Problem details
Each line that follows is to be retyped exactly.

Listed records
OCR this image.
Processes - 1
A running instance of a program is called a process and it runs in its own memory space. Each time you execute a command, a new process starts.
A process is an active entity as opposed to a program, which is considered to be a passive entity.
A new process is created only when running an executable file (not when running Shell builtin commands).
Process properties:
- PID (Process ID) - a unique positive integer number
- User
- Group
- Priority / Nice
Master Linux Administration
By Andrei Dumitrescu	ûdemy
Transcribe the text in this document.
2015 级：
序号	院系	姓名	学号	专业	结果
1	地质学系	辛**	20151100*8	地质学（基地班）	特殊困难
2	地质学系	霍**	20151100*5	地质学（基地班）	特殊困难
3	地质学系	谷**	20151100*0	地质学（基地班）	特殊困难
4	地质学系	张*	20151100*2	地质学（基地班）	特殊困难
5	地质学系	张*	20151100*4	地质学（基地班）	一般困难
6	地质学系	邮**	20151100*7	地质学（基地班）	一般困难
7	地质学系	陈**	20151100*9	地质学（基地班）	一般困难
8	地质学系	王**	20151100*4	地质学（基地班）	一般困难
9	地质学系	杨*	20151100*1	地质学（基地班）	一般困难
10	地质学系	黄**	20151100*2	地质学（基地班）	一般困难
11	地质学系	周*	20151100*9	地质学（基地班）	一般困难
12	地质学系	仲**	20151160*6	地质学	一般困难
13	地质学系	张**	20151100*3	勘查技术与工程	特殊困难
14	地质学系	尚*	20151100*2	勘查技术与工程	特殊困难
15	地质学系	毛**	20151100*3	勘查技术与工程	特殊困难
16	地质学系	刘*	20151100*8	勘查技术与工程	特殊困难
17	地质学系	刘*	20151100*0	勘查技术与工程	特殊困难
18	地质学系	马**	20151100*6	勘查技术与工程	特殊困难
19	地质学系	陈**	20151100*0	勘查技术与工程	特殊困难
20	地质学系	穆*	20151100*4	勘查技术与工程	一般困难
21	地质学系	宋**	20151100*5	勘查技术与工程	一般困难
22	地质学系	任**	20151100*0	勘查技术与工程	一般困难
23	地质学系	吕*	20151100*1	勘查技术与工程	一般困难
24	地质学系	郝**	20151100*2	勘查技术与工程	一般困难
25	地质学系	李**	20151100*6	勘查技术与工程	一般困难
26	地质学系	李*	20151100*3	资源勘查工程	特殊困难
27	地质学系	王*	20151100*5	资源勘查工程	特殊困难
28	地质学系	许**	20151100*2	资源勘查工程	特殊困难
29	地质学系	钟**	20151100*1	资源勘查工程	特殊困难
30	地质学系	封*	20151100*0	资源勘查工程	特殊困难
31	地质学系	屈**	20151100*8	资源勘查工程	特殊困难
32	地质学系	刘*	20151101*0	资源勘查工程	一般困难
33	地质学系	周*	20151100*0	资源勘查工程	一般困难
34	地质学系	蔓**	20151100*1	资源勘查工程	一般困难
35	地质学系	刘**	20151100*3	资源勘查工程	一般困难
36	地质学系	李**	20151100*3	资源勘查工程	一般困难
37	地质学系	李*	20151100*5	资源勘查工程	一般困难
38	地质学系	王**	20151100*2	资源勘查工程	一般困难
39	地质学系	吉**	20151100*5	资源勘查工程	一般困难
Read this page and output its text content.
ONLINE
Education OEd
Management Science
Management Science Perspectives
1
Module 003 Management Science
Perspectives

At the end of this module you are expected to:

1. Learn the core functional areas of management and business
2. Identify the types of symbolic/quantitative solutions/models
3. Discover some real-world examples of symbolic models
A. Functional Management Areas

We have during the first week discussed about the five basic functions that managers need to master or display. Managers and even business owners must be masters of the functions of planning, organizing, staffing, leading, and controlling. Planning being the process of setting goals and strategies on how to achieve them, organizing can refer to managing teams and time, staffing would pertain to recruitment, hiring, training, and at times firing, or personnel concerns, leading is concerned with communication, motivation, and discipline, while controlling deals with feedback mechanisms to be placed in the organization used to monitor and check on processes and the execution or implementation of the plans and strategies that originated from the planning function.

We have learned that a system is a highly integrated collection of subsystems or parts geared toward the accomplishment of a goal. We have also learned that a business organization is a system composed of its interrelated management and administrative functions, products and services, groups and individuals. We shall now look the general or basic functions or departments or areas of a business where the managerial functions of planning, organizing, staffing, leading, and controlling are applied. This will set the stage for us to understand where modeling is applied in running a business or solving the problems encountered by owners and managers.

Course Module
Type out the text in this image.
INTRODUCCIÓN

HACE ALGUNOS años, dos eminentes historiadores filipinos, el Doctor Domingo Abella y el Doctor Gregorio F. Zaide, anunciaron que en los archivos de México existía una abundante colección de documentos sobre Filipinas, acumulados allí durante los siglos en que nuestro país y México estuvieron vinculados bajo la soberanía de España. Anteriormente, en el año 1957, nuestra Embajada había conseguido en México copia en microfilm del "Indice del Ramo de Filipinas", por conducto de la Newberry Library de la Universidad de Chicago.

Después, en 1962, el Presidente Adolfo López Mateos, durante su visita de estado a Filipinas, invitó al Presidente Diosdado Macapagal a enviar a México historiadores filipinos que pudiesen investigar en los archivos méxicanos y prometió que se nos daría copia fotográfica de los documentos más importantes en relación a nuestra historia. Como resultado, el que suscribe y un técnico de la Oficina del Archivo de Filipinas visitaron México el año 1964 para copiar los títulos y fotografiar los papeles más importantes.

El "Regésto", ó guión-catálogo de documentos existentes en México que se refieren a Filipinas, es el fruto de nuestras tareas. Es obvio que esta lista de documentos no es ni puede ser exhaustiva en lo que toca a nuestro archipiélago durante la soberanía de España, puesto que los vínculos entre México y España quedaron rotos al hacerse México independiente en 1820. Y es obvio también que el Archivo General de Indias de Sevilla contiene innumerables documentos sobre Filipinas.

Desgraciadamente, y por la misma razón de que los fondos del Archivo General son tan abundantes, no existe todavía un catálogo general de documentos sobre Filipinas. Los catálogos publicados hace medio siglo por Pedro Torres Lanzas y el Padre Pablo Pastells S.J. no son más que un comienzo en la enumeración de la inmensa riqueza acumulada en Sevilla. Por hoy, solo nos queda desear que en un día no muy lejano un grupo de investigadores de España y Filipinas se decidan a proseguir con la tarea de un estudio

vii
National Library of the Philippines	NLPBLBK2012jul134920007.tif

Right answer
OCR this image.
Processes - 1
A running instance of a program is called a process and it runs in its own memory space. Each time you execute a command, a new process starts.
A process is an active entity as opposed to a program, which is considered to be a passive entity.
A new process is created only when running an executable file (not when running Shell builtin commands).
Process properties:
- PID (Process ID) - a unique positive integer number
- User
- Group
- Priority / Nice
Master Linux Administration
By Andrei Dumitrescu	ûdemy
Transcribe the text in this document.
2015 级：
序号	院系	姓名	学号	专业	结果
1	地质学系	辛**	20151100*8	地质学（基地班）	特殊困难
2	地质学系	霍**	20151100*5	地质学（基地班）	特殊困难
3	地质学系	谷**	20151100*0	地质学（基地班）	特殊困难
4	地质学系	张*	20151100*2	地质学（基地班）	特殊困难
5	地质学系	张*	20151100*4	地质学（基地班）	一般困难
6	地质学系	邮**	20151100*7	地质学（基地班）	一般困难
7	地质学系	陈**	20151100*9	地质学（基地班）	一般困难
8	地质学系	王**	20151100*4	地质学（基地班）	一般困难
9	地质学系	杨*	20151100*1	地质学（基地班）	一般困难
10	地质学系	黄**	20151100*2	地质学（基地班）	一般困难
11	地质学系	周*	20151100*9	地质学（基地班）	一般困难
12	地质学系	仲**	20151160*6	地质学	一般困难
13	地质学系	张**	20151100*3	勘查技术与工程	特殊困难
14	地质学系	尚*	20151100*2	勘查技术与工程	特殊困难
15	地质学系	毛**	20151100*3	勘查技术与工程	特殊困难
16	地质学系	刘*	20151100*8	勘查技术与工程	特殊困难
17	地质学系	刘*	20151100*0	勘查技术与工程	特殊困难
18	地质学系	马**	20151100*6	勘查技术与工程	特殊困难
19	地质学系	陈**	20151100*0	勘查技术与工程	特殊困难
20	地质学系	穆*	20151100*4	勘查技术与工程	一般困难
21	地质学系	宋**	20151100*5	勘查技术与工程	一般困难
22	地质学系	任**	20151100*0	勘查技术与工程	一般困难
23	地质学系	吕*	20151100*1	勘查技术与工程	一般困难
24	地质学系	郝**	20151100*2	勘查技术与工程	一般困难
25	地质学系	李**	20151100*6	勘查技术与工程	一般困难
26	地质学系	李*	20151100*3	资源勘查工程	特殊困难
27	地质学系	王*	20151100*5	资源勘查工程	特殊困难
28	地质学系	许**	20151100*2	资源勘查工程	特殊困难
29	地质学系	钟**	20151100*1	资源勘查工程	特殊困难
30	地质学系	封*	20151100*0	资源勘查工程	特殊困难
31	地质学系	屈**	20151100*8	资源勘查工程	特殊困难
32	地质学系	刘*	20151101*0	资源勘查工程	一般困难
33	地质学系	周*	20151100*0	资源勘查工程	一般困难
34	地质学系	蔓**	20151100*1	资源勘查工程	一般困难
35	地质学系	刘**	20151100*3	资源勘查工程	一般困难
36	地质学系	李**	20151100*3	资源勘查工程	一般困难
37	地质学系	李*	20151100*5	资源勘查工程	一般困难
38	地质学系	王**	20151100*2	资源勘查工程	一般困难
39	地质学系	吉**	20151100*5	资源勘查工程	一般困难
Read this page and output its text content.
ONLINE
Education OEd
Management Science
Management Science Perspectives
1
Module 003 Management Science
Perspectives

At the end of this module you are expected to:

1. Learn the core functional areas of management and business
2. Identify the types of symbolic/quantitative solutions/models
3. Discover some real-world examples of symbolic models
A. Functional Management Areas

We have during the first week discussed about the five basic functions that managers need to master or display. Managers and even business owners must be masters of the functions of planning, organizing, staffing, leading, and controlling. Planning being the process of setting goals and strategies on how to achieve them, organizing can refer to managing teams and time, staffing would pertain to recruitment, hiring, training, and at times firing, or personnel concerns, leading is concerned with communication, motivation, and discipline, while controlling deals with feedback mechanisms to be placed in the organization used to monitor and check on processes and the execution or implementation of the plans and strategies that originated from the planning function.

We have learned that a system is a highly integrated collection of subsystems or parts geared toward the accomplishment of a goal. We have also learned that a business organization is a system composed of its interrelated management and administrative functions, products and services, groups and individuals. We shall now look the general or basic functions or departments or areas of a business where the managerial functions of planning, organizing, staffing, leading, and controlling are applied. This will set the stage for us to understand where modeling is applied in running a business or solving the problems encountered by owners and managers.

Course Module
Type out the text in this image.
INTRODUCCIÓN

HACE ALGUNOS años, dos eminentes historiadores filipinos, el Doctor Domingo Abella y el Doctor Gregorio F. Zaide, anunciaron que en los archivos de México existía una abundante colección de documentos sobre Filipinas, acumulados allí durante los siglos en que nuestro país y México estuvieron vinculados bajo la soberanía de España. Anteriormente, en el año 1957, nuestra Embajada había conseguido en México copia en microfilm del "Indice del Ramo de Filipinas", por conducto de la Newberry Library de la Universidad de Chicago.

Después, en 1962, el Presidente Adolfo López Mateos, durante su visita de estado a Filipinas, invitó al Presidente Diosdado Macapagal a enviar a México historiadores filipinos que pudiesen investigar en los archivos méxicanos y prometió que se nos daría copia fotográfica de los documentos más importantes en relación a nuestra historia. Como resultado, el que suscribe y un técnico de la Oficina del Archivo de Filipinas visitaron México el año 1964 para copiar los títulos y fotografiar los papeles más importantes.

El "Regésto", ó guión-catálogo de documentos existentes en México que se refieren a Filipinas, es el fruto de nuestras tareas. Es obvio que esta lista de documentos no es ni puede ser exhaustiva en lo que toca a nuestro archipiélago durante la soberanía de España, puesto que los vínculos entre México y España quedaron rotos al hacerse México independiente en 1820. Y es obvio también que el Archivo General de Indias de Sevilla contiene innumerables documentos sobre Filipinas.

Desgraciadamente, y por la misma razón de que los fondos del Archivo General son tan abundantes, no existe todavía un catálogo general de documentos sobre Filipinas. Los catálogos publicados hace medio siglo por Pedro Torres Lanzas y el Padre Pablo Pastells S.J. no son más que un comienzo en la enumeración de la inmensa riqueza acumulada en Sevilla. Por hoy, solo nos queda desear que en un día no muy lejano un grupo de investigadores de España y Filipinas se decidan a proseguir con la tarea de un estudio

vii
National Library of the Philippines	NLPBLBK2012jul134920007.tif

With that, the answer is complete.